Records excerpted from a collection
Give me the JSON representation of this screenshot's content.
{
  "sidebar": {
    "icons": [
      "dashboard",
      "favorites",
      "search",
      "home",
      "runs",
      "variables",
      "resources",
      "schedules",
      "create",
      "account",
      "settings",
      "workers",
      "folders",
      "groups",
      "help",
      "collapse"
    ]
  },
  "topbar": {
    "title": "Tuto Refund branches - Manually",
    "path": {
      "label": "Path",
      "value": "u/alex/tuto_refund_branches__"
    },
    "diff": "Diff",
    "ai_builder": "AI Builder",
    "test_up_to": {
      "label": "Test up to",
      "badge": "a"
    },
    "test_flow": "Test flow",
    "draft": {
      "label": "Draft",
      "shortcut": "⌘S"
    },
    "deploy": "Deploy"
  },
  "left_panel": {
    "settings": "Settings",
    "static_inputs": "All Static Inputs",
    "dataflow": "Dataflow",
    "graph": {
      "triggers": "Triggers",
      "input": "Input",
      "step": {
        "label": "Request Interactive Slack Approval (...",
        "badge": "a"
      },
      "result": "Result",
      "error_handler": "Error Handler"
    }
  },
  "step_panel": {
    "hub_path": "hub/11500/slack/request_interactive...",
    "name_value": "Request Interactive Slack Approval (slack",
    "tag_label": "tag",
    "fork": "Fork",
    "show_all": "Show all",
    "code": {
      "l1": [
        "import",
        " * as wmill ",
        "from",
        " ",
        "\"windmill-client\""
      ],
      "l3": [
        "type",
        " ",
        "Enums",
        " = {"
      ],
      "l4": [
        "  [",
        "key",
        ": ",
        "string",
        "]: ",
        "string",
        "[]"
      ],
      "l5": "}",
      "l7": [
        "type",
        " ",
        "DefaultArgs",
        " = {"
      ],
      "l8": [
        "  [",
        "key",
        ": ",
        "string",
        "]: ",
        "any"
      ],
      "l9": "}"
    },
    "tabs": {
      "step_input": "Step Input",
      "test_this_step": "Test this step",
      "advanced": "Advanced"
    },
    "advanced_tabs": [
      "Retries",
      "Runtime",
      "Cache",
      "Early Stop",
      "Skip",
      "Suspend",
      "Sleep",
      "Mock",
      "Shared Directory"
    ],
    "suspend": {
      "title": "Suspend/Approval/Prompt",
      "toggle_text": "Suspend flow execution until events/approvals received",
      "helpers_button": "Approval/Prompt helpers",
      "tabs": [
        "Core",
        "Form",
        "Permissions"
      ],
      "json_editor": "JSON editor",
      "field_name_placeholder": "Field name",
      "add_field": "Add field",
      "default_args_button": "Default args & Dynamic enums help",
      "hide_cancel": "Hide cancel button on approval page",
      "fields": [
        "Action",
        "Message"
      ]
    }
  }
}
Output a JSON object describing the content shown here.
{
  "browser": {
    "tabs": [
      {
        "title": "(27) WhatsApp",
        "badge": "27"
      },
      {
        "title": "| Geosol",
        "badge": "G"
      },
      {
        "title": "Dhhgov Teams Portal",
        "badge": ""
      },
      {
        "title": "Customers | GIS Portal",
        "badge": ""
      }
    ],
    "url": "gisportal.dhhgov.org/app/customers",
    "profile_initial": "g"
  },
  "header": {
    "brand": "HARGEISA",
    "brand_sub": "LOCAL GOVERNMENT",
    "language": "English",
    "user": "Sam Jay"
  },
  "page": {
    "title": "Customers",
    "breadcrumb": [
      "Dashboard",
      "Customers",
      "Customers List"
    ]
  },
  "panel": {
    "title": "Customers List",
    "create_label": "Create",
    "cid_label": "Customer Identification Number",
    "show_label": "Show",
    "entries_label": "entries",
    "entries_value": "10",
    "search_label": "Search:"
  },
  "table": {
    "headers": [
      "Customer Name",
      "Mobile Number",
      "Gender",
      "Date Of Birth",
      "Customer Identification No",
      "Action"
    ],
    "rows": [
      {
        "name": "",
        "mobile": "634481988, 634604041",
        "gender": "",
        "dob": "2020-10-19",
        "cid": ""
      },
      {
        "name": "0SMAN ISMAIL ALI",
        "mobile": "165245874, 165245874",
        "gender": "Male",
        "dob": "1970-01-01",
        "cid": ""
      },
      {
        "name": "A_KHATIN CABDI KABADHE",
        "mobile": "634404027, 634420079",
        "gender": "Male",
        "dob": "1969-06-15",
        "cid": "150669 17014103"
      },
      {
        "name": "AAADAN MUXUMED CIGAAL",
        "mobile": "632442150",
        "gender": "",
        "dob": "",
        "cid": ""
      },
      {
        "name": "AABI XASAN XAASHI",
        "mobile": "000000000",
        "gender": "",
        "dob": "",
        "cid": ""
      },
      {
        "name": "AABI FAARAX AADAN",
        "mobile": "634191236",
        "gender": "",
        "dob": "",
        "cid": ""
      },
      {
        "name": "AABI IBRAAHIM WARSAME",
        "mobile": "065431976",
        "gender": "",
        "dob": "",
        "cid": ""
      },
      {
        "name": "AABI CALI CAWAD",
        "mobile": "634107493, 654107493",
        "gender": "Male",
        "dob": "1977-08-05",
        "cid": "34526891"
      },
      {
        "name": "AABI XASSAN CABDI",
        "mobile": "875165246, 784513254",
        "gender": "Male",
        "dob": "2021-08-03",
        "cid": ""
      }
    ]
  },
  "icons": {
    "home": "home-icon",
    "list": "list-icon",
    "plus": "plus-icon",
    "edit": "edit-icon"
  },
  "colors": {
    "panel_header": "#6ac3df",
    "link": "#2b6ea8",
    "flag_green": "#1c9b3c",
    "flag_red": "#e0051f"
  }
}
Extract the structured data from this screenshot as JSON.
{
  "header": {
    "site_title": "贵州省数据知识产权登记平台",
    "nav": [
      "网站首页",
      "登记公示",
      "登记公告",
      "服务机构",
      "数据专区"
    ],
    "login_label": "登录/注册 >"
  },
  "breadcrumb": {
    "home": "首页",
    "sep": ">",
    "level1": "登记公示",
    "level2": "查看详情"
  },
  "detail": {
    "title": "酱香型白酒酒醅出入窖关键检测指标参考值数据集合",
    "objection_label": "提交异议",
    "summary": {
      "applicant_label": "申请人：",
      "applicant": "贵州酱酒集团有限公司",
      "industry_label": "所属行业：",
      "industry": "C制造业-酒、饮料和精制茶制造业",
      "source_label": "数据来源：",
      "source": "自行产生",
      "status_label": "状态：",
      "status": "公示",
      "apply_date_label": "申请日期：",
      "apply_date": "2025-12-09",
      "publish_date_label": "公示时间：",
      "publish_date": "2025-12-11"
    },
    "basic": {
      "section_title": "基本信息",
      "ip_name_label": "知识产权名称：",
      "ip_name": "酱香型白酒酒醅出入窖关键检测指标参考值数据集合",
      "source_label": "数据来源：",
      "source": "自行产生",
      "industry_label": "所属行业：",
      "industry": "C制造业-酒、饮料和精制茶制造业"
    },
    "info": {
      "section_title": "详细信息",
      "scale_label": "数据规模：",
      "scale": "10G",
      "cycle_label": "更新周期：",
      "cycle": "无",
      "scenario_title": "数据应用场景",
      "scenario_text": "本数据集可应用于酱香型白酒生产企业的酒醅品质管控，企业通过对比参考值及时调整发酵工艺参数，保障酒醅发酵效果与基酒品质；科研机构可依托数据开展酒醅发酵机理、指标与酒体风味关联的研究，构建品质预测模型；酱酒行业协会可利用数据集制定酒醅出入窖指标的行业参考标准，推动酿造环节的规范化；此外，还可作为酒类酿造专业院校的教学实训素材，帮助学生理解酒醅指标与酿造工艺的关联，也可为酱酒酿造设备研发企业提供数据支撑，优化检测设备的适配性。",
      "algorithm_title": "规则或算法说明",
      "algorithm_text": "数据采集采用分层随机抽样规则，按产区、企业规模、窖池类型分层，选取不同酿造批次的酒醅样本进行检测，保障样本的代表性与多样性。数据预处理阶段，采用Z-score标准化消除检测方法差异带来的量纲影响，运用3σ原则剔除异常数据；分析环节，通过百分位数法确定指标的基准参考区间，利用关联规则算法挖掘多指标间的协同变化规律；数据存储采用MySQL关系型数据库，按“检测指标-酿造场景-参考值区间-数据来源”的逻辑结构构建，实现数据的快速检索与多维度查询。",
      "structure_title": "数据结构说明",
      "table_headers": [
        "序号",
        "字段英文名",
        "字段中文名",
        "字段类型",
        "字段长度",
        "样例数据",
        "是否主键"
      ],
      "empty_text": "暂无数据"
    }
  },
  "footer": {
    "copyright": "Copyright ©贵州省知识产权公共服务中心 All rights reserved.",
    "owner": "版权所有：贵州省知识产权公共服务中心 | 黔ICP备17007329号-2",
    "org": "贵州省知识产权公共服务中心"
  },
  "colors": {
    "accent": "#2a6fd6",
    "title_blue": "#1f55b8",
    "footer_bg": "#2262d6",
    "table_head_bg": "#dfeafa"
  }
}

▶ **JOB**:
Wherever the word "screenshot" occurs in a line of the listing, copy that line.

▶ **TASK OUTPUT**:
Give me the JSON representation of this screenshot's content.
Extract the structured data from this screenshot as JSON.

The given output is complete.